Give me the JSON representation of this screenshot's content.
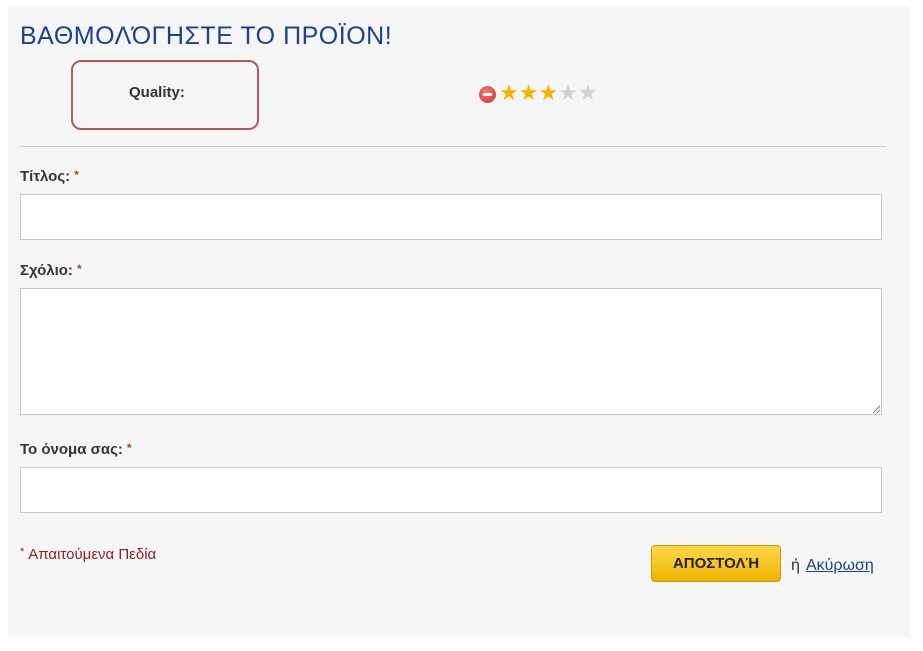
{
  "form": {
    "title": "ΒΑΘΜΟΛΌΓΗΣΤΕ ΤΟ ΠΡΟΪΟΝ!",
    "rating": {
      "label": "Quality:",
      "value": 3,
      "max": 5,
      "cancel_icon": "cancel-rating-icon",
      "star_color_on": "#f5b400",
      "star_color_off": "#d2d2d2"
    },
    "fields": {
      "title_label": "Τίτλος:",
      "title_value": "",
      "comment_label": "Σχόλιο:",
      "comment_value": "",
      "name_label": "Το όνομα σας:",
      "name_value": "",
      "required_mark": "*"
    },
    "required_note": "Απαιτούμενα Πεδία",
    "submit_label": "ΑΠΟΣΤΟΛΉ",
    "or_text": "ή",
    "cancel_label": "Ακύρωση"
  },
  "colors": {
    "title": "#1d3f8f",
    "highlight_border": "#b05a5a",
    "button": "#f5c518",
    "required": "#8c1f1f"
  }
}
····················
-- GOAL OF THE EXERCISE --
From the material above, copy everything exactly but the pictures.

-- THE ANSWER --
Give me the JSON representation of this screenshot's content.
{
  "form": {
    "title": "ΒΑΘΜΟΛΌΓΗΣΤΕ ΤΟ ΠΡΟΪΟΝ!",
    "rating": {
      "label": "Quality:",
      "value": 3,
      "max": 5,
      "cancel_icon": "cancel-rating-icon",
      "star_color_on": "#f5b400",
      "star_color_off": "#d2d2d2"
    },
    "fields": {
      "title_label": "Τίτλος:",
      "title_value": "",
      "comment_label": "Σχόλιο:",
      "comment_value": "",
      "name_label": "Το όνομα σας:",
      "name_value": "",
      "required_mark": "*"
    },
    "required_note": "Απαιτούμενα Πεδία",
    "submit_label": "ΑΠΟΣΤΟΛΉ",
    "or_text": "ή",
    "cancel_label": "Ακύρωση"
  },
  "colors": {
    "title": "#1d3f8f",
    "highlight_border": "#b05a5a",
    "button": "#f5c518",
    "required": "#8c1f1f"
  }
}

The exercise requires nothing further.